» **WHAT YOU NEED TO DO**
Copy each line below in which the word "país" occurs.

═════ DATA EXTRACT ═════

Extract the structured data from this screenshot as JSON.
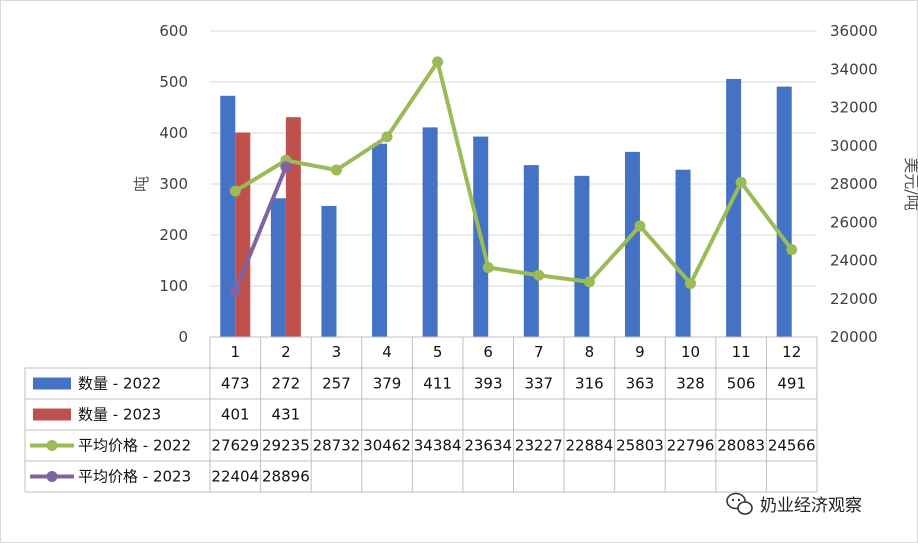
{
  "chart_data": {
    "type": "bar",
    "categories": [
      "1",
      "2",
      "3",
      "4",
      "5",
      "6",
      "7",
      "8",
      "9",
      "10",
      "11",
      "12"
    ],
    "y_left": {
      "label": "吨",
      "ticks": [
        "0",
        "100",
        "200",
        "300",
        "400",
        "500",
        "600"
      ],
      "range": [
        0,
        600
      ]
    },
    "y_right": {
      "label": "美元/吨",
      "ticks": [
        "20000",
        "22000",
        "24000",
        "26000",
        "28000",
        "30000",
        "32000",
        "34000",
        "36000"
      ],
      "range": [
        20000,
        36000
      ]
    },
    "grid": true,
    "data_table": true,
    "series": [
      {
        "name": "数量 - 2022",
        "kind": "bar",
        "axis": "left",
        "color": "#4472C4",
        "values": [
          473,
          272,
          257,
          379,
          411,
          393,
          337,
          316,
          363,
          328,
          506,
          491
        ],
        "labels": [
          "473",
          "272",
          "257",
          "379",
          "411",
          "393",
          "337",
          "316",
          "363",
          "328",
          "506",
          "491"
        ]
      },
      {
        "name": "数量 - 2023",
        "kind": "bar",
        "axis": "left",
        "color": "#C0504D",
        "values": [
          401,
          431,
          null,
          null,
          null,
          null,
          null,
          null,
          null,
          null,
          null,
          null
        ],
        "labels": [
          "401",
          "431",
          "",
          "",
          "",
          "",
          "",
          "",
          "",
          "",
          "",
          ""
        ]
      },
      {
        "name": "平均价格 - 2022",
        "kind": "line",
        "axis": "right",
        "color": "#9BBB59",
        "values": [
          27629,
          29235,
          28732,
          30462,
          34384,
          23634,
          23227,
          22884,
          25803,
          22796,
          28083,
          24566
        ],
        "labels": [
          "27629",
          "29235",
          "28732",
          "30462",
          "34384",
          "23634",
          "23227",
          "22884",
          "25803",
          "22796",
          "28083",
          "24566"
        ]
      },
      {
        "name": "平均价格 - 2023",
        "kind": "line",
        "axis": "right",
        "color": "#8064A2",
        "values": [
          22404,
          28896,
          null,
          null,
          null,
          null,
          null,
          null,
          null,
          null,
          null,
          null
        ],
        "labels": [
          "22404",
          "28896",
          "",
          "",
          "",
          "",
          "",
          "",
          "",
          "",
          "",
          ""
        ]
      }
    ]
  },
  "watermark": {
    "icon": "wechat-icon",
    "text": "奶业经济观察"
  }
}
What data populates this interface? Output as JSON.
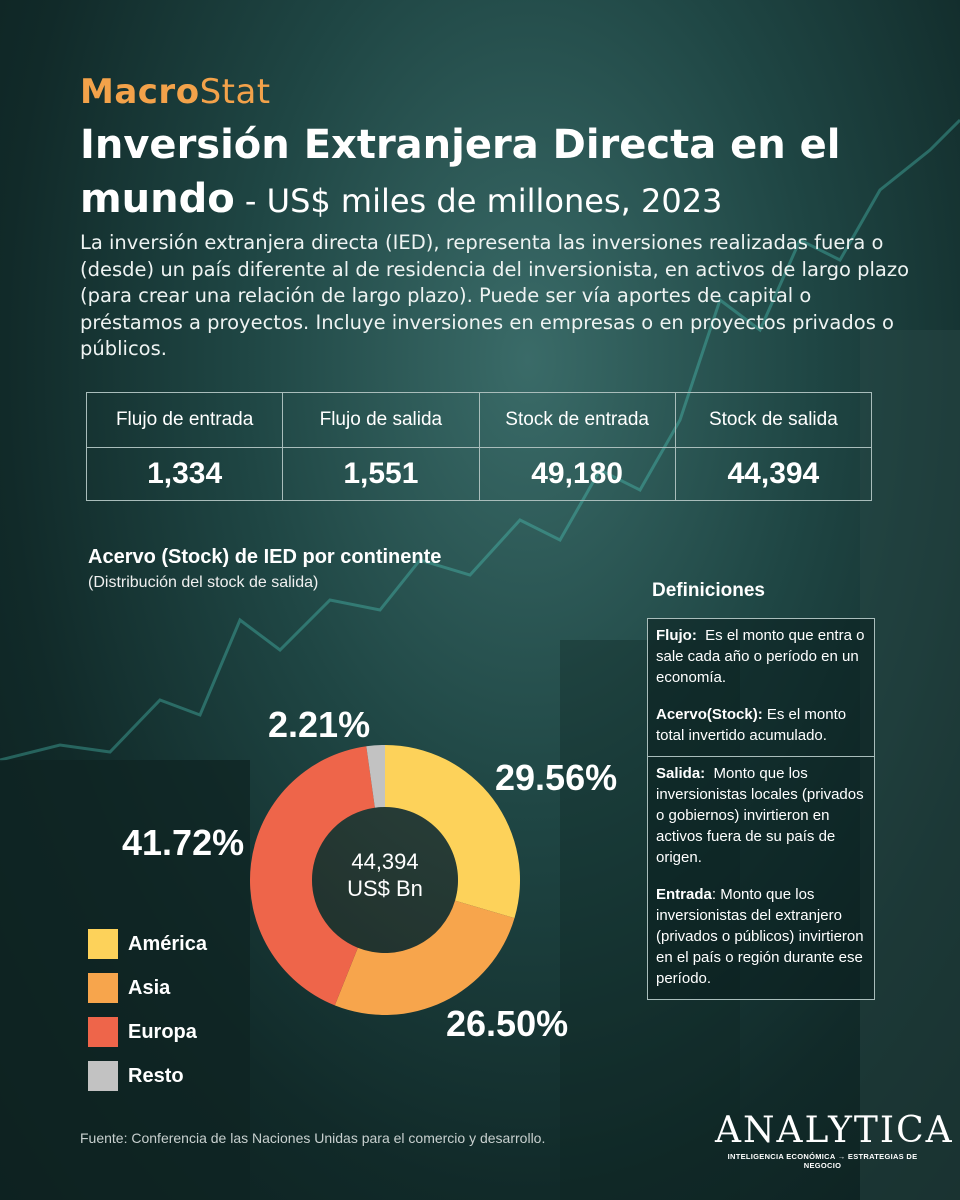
{
  "brand": {
    "bold": "Macro",
    "light": "Stat"
  },
  "title": {
    "main": "Inversión Extranjera Directa en el mundo",
    "separator": " - ",
    "sub": "US$ miles de millones, 2023"
  },
  "intro": "La inversión extranjera directa (IED), representa las inversiones realizadas fuera o (desde) un país diferente al de residencia del inversionista, en activos de largo plazo (para crear una relación de largo plazo). Puede ser vía aportes de capital o préstamos a proyectos. Incluye inversiones en empresas o en proyectos privados o públicos.",
  "kpis": [
    {
      "label": "Flujo de entrada",
      "value": "1,334"
    },
    {
      "label": "Flujo de salida",
      "value": "1,551"
    },
    {
      "label": "Stock de entrada",
      "value": "49,180"
    },
    {
      "label": "Stock de salida",
      "value": "44,394"
    }
  ],
  "chart_data": {
    "type": "pie",
    "title": "Acervo (Stock) de IED por continente",
    "subtitle": "(Distribución del stock de salida)",
    "categories": [
      "América",
      "Asia",
      "Europa",
      "Resto"
    ],
    "values": [
      29.56,
      26.5,
      41.72,
      2.21
    ],
    "labels": [
      "29.56%",
      "26.50%",
      "41.72%",
      "2.21%"
    ],
    "colors": [
      "#fdd25a",
      "#f7a54c",
      "#ee654a",
      "#c2c2c2"
    ],
    "center_value": "44,394",
    "center_unit": "US$ Bn",
    "legend": "bottom-left"
  },
  "definitions": {
    "heading": "Definiciones",
    "flujo_term": "Flujo:",
    "flujo_text": "Es el monto que entra o sale cada año o período en un economía.",
    "acervo_term": "Acervo(Stock):",
    "acervo_text": "Es el monto total invertido acumulado.",
    "salida_term": "Salida:",
    "salida_text": "Monto que los inversionistas locales (privados o gobiernos) invirtieron en activos fuera de su país de origen.",
    "entrada_term": "Entrada",
    "entrada_text": ": Monto que los inversionistas del extranjero (privados o públicos) invirtieron en el país o región durante ese período."
  },
  "source": "Fuente: Conferencia de las Naciones Unidas para el comercio y desarrollo.",
  "logo": {
    "name": "ANALYTICA",
    "tag_left": "INTELIGENCIA ECONÓMICA",
    "tag_right": "ESTRATEGIAS DE NEGOCIO"
  }
}
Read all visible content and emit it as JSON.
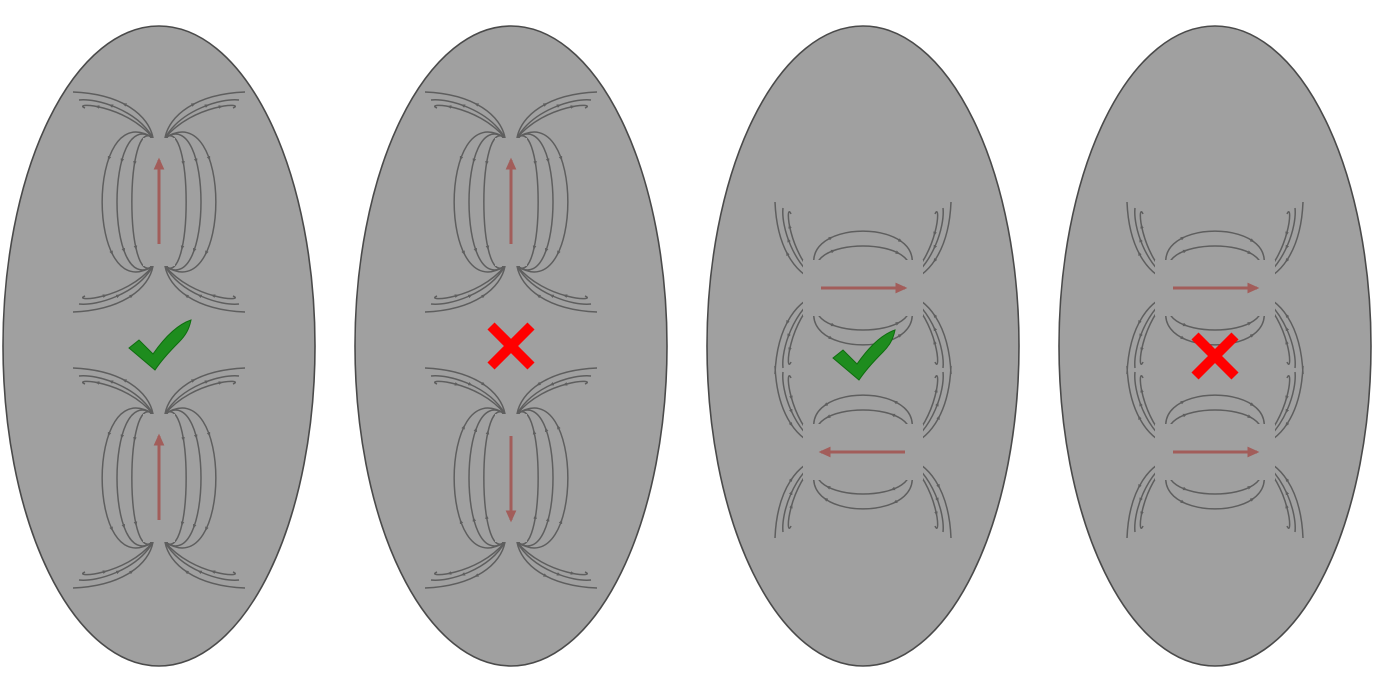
{
  "colors": {
    "background": "#ffffff",
    "body_fill": "#a0a0a0",
    "body_outline": "#4a4a4a",
    "field_line": "#5e5e5e",
    "moment_arrow": "#a25d5a",
    "check_mark": "#1e8c1e",
    "cross_mark": "#ff0000"
  },
  "panels": [
    {
      "orientation": "vertical",
      "moments": [
        "up",
        "up"
      ],
      "result": "check-icon"
    },
    {
      "orientation": "vertical",
      "moments": [
        "up",
        "down"
      ],
      "result": "cross-icon"
    },
    {
      "orientation": "horizontal",
      "moments": [
        "right",
        "left"
      ],
      "result": "check-icon"
    },
    {
      "orientation": "horizontal",
      "moments": [
        "right",
        "right"
      ],
      "result": "cross-icon"
    }
  ]
}
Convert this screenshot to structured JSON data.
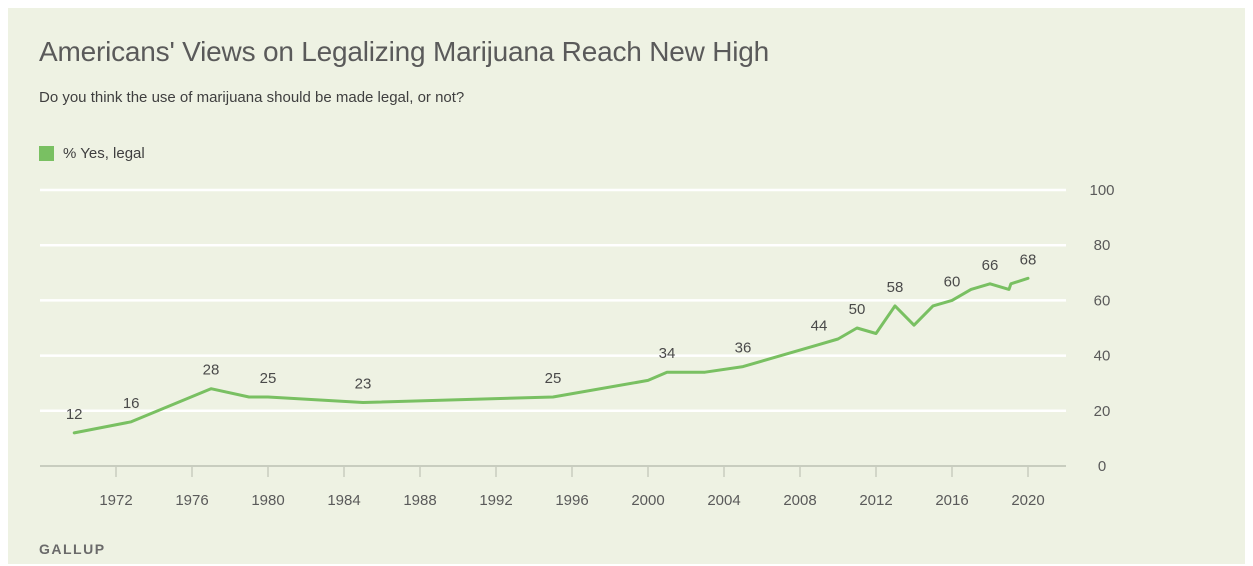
{
  "colors": {
    "background": "#eef2e3",
    "series": "#79c062",
    "grid": "#ffffff",
    "axis": "#c8cdbf"
  },
  "chart_data": {
    "type": "line",
    "title": "Americans' Views on Legalizing Marijuana Reach New High",
    "subtitle": "Do you think the use of marijuana should be made legal, or not?",
    "source": "GALLUP",
    "grid": true,
    "legend_position": "top-left",
    "xlim": [
      1968,
      2022
    ],
    "ylim": [
      0,
      100
    ],
    "x_ticks": [
      1972,
      1976,
      1980,
      1984,
      1988,
      1992,
      1996,
      2000,
      2004,
      2008,
      2012,
      2016,
      2020
    ],
    "y_ticks": [
      0,
      20,
      40,
      60,
      80,
      100
    ],
    "y_axis_side": "right",
    "series": [
      {
        "name": "% Yes, legal",
        "points": [
          [
            1969.8,
            12
          ],
          [
            1972.8,
            16
          ],
          [
            1977.0,
            28
          ],
          [
            1979.0,
            25
          ],
          [
            1980.0,
            25
          ],
          [
            1985.0,
            23
          ],
          [
            1995.0,
            25
          ],
          [
            2000.0,
            31
          ],
          [
            2001.0,
            34
          ],
          [
            2003.0,
            34
          ],
          [
            2005.0,
            36
          ],
          [
            2009.0,
            44
          ],
          [
            2010.0,
            46
          ],
          [
            2011.0,
            50
          ],
          [
            2012.0,
            48
          ],
          [
            2013.0,
            58
          ],
          [
            2014.0,
            51
          ],
          [
            2015.0,
            58
          ],
          [
            2016.0,
            60
          ],
          [
            2017.0,
            64
          ],
          [
            2018.0,
            66
          ],
          [
            2019.0,
            64
          ],
          [
            2019.1,
            66
          ],
          [
            2020.0,
            68
          ]
        ]
      }
    ],
    "data_labels": [
      {
        "x": 1969.8,
        "y": 12,
        "text": "12"
      },
      {
        "x": 1972.8,
        "y": 16,
        "text": "16"
      },
      {
        "x": 1977.0,
        "y": 28,
        "text": "28"
      },
      {
        "x": 1980.0,
        "y": 25,
        "text": "25"
      },
      {
        "x": 1985.0,
        "y": 23,
        "text": "23"
      },
      {
        "x": 1995.0,
        "y": 25,
        "text": "25"
      },
      {
        "x": 2001.0,
        "y": 34,
        "text": "34"
      },
      {
        "x": 2005.0,
        "y": 36,
        "text": "36"
      },
      {
        "x": 2009.0,
        "y": 44,
        "text": "44"
      },
      {
        "x": 2011.0,
        "y": 50,
        "text": "50"
      },
      {
        "x": 2013.0,
        "y": 58,
        "text": "58"
      },
      {
        "x": 2016.0,
        "y": 60,
        "text": "60"
      },
      {
        "x": 2018.0,
        "y": 66,
        "text": "66"
      },
      {
        "x": 2020.0,
        "y": 68,
        "text": "68"
      }
    ]
  }
}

═════

» **SOLVED EXERCISE**
  "intro": "La inversión extranjera directa (IED), representa las inversiones realizadas fuera o (desde) un país diferente al de residencia del inversionista, en activos de largo plazo (para crear una relación de largo plazo). Puede ser vía aportes de capital o préstamos a proyectos. Incluye inversiones en empresas o en proyectos privados o públicos.",
    "salida_text": "Monto que los inversionistas locales (privados o gobiernos) invirtieron en activos fuera de su país de origen.",
    "entrada_text": ": Monto que los inversionistas del extranjero (privados o públicos) invirtieron en el país o región durante ese período."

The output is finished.